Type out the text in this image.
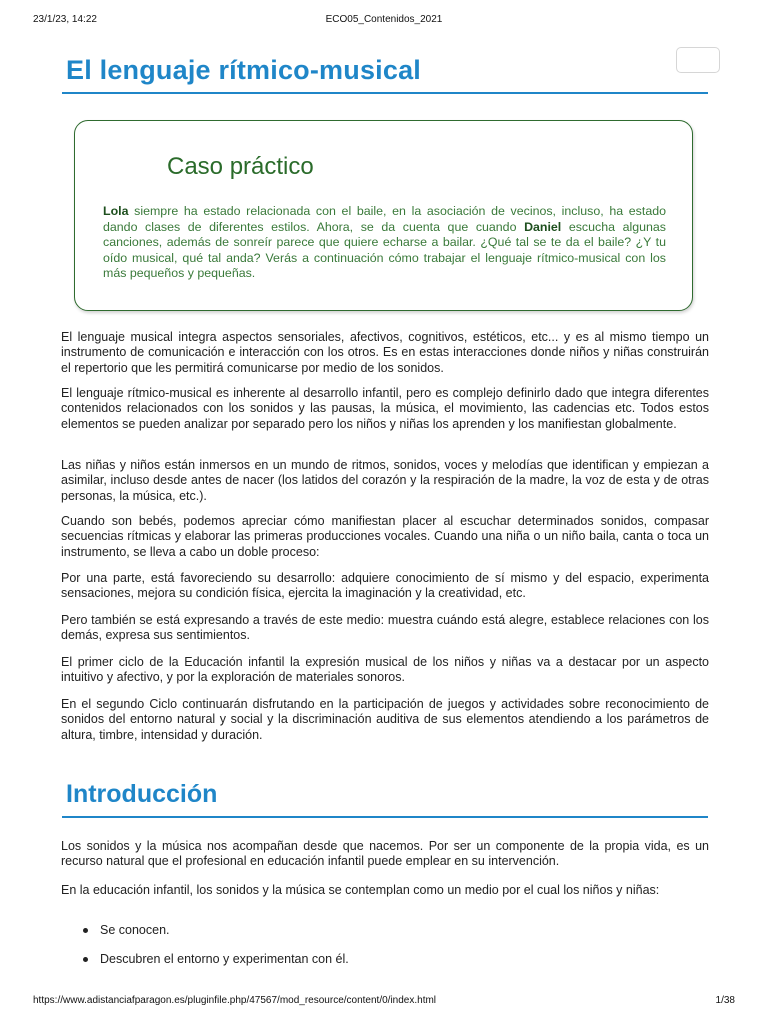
23/1/23, 14:22	ECO05_Contenidos_2021
El lenguaje rítmico-musical
Caso práctico

Lola siempre ha estado relacionada con el baile, en la asociación de vecinos, incluso, ha estado dando clases de diferentes estilos. Ahora, se da cuenta que cuando Daniel escucha algunas canciones, además de sonreír parece que quiere echarse a bailar. ¿Qué tal se te da el baile? ¿Y tu oído musical, qué tal anda? Verás a continuación cómo trabajar el lenguaje rítmico-musical con los más pequeños y pequeñas.

El lenguaje musical integra aspectos sensoriales, afectivos, cognitivos, estéticos, etc... y es al mismo tiempo un instrumento de comunicación e interacción con los otros. Es en estas interacciones donde niños y niñas construirán el repertorio que les permitirá comunicarse por medio de los sonidos.

El lenguaje rítmico-musical es inherente al desarrollo infantil, pero es complejo definirlo dado que integra diferentes contenidos relacionados con los sonidos y las pausas, la música, el movimiento, las cadencias etc. Todos estos elementos se pueden analizar por separado pero los niños y niñas los aprenden y los manifiestan globalmente.

Las niñas y niños están inmersos en un mundo de ritmos, sonidos, voces y melodías que identifican y empiezan a asimilar, incluso desde antes de nacer (los latidos del corazón y la respiración de la madre, la voz de esta y de otras personas, la música, etc.).

Cuando son bebés, podemos apreciar cómo manifiestan placer al escuchar determinados sonidos, compasar secuencias rítmicas y elaborar las primeras producciones vocales. Cuando una niña o un niño baila, canta o toca un instrumento, se lleva a cabo un doble proceso:

Por una parte, está favoreciendo su desarrollo: adquiere conocimiento de sí mismo y del espacio, experimenta sensaciones, mejora su condición física, ejercita la imaginación y la creatividad, etc.

Pero también se está expresando a través de este medio: muestra cuándo está alegre, establece relaciones con los demás, expresa sus sentimientos.

El primer ciclo de la Educación infantil la expresión musical de los niños y niñas va a destacar por un aspecto intuitivo y afectivo, y por la exploración de materiales sonoros.

En el segundo Ciclo continuarán disfrutando en la participación de juegos y actividades sobre reconocimiento de sonidos del entorno natural y social y la discriminación auditiva de sus elementos atendiendo a los parámetros de altura, timbre, intensidad y duración.

Introducción

Los sonidos y la música nos acompañan desde que nacemos. Por ser un componente de la propia vida, es un recurso natural que el profesional en educación infantil puede emplear en su intervención.

En la educación infantil, los sonidos y la música se contemplan como un medio por el cual los niños y niñas:

Se conocen.
Descubren el entorno y experimentan con él.
https://www.adistanciafparagon.es/pluginfile.php/47567/mod_resource/content/0/index.html	1/38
+++
§ Work to do: Of all the lines in the entries, how many contain the word "entorno"? Give only the number.

§ Output below: 2